*** Record excerpts

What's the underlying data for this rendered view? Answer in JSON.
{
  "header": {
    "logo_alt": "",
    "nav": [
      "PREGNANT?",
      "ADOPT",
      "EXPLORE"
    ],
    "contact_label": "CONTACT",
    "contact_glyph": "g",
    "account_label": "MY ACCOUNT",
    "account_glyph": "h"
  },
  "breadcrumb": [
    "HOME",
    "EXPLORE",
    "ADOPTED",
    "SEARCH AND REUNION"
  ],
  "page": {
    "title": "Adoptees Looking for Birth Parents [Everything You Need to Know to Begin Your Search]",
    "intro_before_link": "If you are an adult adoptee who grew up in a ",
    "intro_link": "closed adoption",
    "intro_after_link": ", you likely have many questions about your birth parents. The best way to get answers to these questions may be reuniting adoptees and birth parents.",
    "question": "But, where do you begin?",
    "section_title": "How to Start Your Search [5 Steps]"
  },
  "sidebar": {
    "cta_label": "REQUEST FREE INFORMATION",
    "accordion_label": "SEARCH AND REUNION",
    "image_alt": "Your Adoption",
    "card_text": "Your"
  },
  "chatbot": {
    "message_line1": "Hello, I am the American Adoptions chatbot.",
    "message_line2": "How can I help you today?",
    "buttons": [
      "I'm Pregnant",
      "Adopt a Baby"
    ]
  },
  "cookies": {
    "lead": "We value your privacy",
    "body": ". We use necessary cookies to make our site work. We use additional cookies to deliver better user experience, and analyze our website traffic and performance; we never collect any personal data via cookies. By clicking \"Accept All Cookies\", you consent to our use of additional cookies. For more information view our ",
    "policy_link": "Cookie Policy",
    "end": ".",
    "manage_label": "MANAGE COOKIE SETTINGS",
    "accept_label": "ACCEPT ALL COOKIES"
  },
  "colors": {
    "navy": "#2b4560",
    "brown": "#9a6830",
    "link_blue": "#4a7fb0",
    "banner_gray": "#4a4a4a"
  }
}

******

• _Written request_
Above are some records. Print them all exactly.

• _Finished exercise_
What's the underlying data for this rendered view? Answer in JSON.
{
  "header": {
    "logo_alt": "",
    "nav": [
      "PREGNANT?",
      "ADOPT",
      "EXPLORE"
    ],
    "contact_label": "CONTACT",
    "contact_glyph": "g",
    "account_label": "MY ACCOUNT",
    "account_glyph": "h"
  },
  "breadcrumb": [
    "HOME",
    "EXPLORE",
    "ADOPTED",
    "SEARCH AND REUNION"
  ],
  "page": {
    "title": "Adoptees Looking for Birth Parents [Everything You Need to Know to Begin Your Search]",
    "intro_before_link": "If you are an adult adoptee who grew up in a ",
    "intro_link": "closed adoption",
    "intro_after_link": ", you likely have many questions about your birth parents. The best way to get answers to these questions may be reuniting adoptees and birth parents.",
    "question": "But, where do you begin?",
    "section_title": "How to Start Your Search [5 Steps]"
  },
  "sidebar": {
    "cta_label": "REQUEST FREE INFORMATION",
    "accordion_label": "SEARCH AND REUNION",
    "image_alt": "Your Adoption",
    "card_text": "Your"
  },
  "chatbot": {
    "message_line1": "Hello, I am the American Adoptions chatbot.",
    "message_line2": "How can I help you today?",
    "buttons": [
      "I'm Pregnant",
      "Adopt a Baby"
    ]
  },
  "cookies": {
    "lead": "We value your privacy",
    "body": ". We use necessary cookies to make our site work. We use additional cookies to deliver better user experience, and analyze our website traffic and performance; we never collect any personal data via cookies. By clicking \"Accept All Cookies\", you consent to our use of additional cookies. For more information view our ",
    "policy_link": "Cookie Policy",
    "end": ".",
    "manage_label": "MANAGE COOKIE SETTINGS",
    "accept_label": "ACCEPT ALL COOKIES"
  },
  "colors": {
    "navy": "#2b4560",
    "brown": "#9a6830",
    "link_blue": "#4a7fb0",
    "banner_gray": "#4a4a4a"
  }
}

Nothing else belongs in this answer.